(Stored items)
-*-*-
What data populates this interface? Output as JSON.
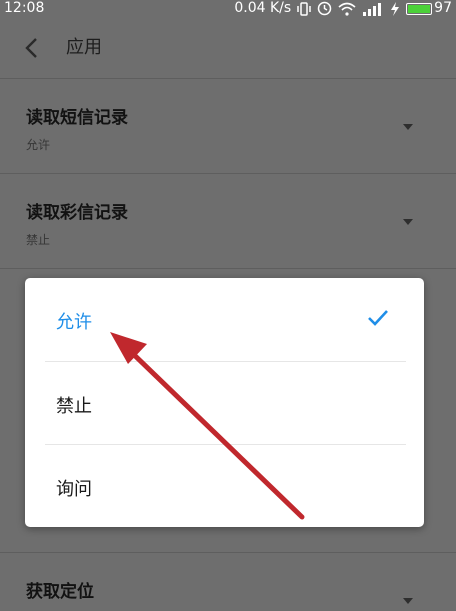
{
  "status_bar": {
    "time": "12:08",
    "speed": "0.04 K/s",
    "battery": "97",
    "icons": [
      "vibrate-icon",
      "alarm-icon",
      "wifi-icon",
      "signal-icon",
      "charging-icon",
      "battery-icon"
    ]
  },
  "header": {
    "title": "应用",
    "back_icon": "chevron-left-icon"
  },
  "rows": [
    {
      "title": "读取短信记录",
      "value": "允许"
    },
    {
      "title": "读取彩信记录",
      "value": "禁止"
    },
    {
      "title": "获取定位",
      "value": ""
    }
  ],
  "dialog": {
    "options": [
      {
        "label": "允许",
        "selected": true
      },
      {
        "label": "禁止",
        "selected": false
      },
      {
        "label": "询问",
        "selected": false
      }
    ]
  },
  "colors": {
    "accent": "#1f8ee8",
    "overlay_bg": "#6e6e6e",
    "arrow": "#c0282d",
    "battery": "#4cd13a"
  }
}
-*-*-
→ DIRECTIVE
Skipping the pictures, transcribe each line above exactly as it appears.

→ EXERCISE RESULT
What data populates this interface? Output as JSON.
{
  "status_bar": {
    "time": "12:08",
    "speed": "0.04 K/s",
    "battery": "97",
    "icons": [
      "vibrate-icon",
      "alarm-icon",
      "wifi-icon",
      "signal-icon",
      "charging-icon",
      "battery-icon"
    ]
  },
  "header": {
    "title": "应用",
    "back_icon": "chevron-left-icon"
  },
  "rows": [
    {
      "title": "读取短信记录",
      "value": "允许"
    },
    {
      "title": "读取彩信记录",
      "value": "禁止"
    },
    {
      "title": "获取定位",
      "value": ""
    }
  ],
  "dialog": {
    "options": [
      {
        "label": "允许",
        "selected": true
      },
      {
        "label": "禁止",
        "selected": false
      },
      {
        "label": "询问",
        "selected": false
      }
    ]
  },
  "colors": {
    "accent": "#1f8ee8",
    "overlay_bg": "#6e6e6e",
    "arrow": "#c0282d",
    "battery": "#4cd13a"
  }
}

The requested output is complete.